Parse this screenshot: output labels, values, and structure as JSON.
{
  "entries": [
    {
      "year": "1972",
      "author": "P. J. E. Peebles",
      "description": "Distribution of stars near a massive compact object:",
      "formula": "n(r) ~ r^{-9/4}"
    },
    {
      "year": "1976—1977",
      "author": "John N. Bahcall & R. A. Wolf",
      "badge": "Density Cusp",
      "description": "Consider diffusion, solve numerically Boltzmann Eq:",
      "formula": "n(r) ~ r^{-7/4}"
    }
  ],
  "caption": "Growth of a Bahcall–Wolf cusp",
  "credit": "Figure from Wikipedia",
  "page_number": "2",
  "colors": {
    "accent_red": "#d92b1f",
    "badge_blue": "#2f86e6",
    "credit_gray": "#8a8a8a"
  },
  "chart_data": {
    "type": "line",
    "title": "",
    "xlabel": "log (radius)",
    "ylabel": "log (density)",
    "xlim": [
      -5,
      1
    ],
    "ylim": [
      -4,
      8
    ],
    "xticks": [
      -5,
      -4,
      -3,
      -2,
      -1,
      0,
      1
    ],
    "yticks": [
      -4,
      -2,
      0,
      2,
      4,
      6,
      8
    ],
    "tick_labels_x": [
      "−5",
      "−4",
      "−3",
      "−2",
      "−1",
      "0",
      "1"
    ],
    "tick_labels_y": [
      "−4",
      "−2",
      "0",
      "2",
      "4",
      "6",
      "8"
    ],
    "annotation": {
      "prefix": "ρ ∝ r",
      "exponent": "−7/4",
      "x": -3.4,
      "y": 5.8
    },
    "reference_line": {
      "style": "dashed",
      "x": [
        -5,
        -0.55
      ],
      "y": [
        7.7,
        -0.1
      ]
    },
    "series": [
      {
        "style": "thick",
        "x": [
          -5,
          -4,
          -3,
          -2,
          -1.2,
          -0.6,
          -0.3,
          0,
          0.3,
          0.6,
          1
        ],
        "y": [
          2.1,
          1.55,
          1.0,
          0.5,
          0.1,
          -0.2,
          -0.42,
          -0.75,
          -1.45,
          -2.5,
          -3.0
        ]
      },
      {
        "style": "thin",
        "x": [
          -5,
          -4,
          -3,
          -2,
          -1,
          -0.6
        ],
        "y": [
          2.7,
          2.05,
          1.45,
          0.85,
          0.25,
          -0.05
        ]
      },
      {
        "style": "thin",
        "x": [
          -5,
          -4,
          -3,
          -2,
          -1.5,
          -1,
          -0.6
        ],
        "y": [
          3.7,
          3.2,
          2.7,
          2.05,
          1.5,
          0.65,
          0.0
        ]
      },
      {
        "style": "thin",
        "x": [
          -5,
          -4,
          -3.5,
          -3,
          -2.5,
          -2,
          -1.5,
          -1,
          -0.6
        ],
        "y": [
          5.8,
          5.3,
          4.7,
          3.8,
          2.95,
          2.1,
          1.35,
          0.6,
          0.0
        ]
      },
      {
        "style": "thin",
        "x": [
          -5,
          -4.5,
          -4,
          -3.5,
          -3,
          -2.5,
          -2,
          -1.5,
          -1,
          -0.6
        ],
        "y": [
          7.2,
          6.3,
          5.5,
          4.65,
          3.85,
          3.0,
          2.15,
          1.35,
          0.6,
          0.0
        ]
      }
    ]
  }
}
=====
• _TO BE DONE_
Wherever a line in the data above holds "Wolf", copy that line.

• _EXPECTED ANSWER_
      "author": "John N. Bahcall & R. A. Wolf",
  "caption": "Growth of a Bahcall–Wolf cusp",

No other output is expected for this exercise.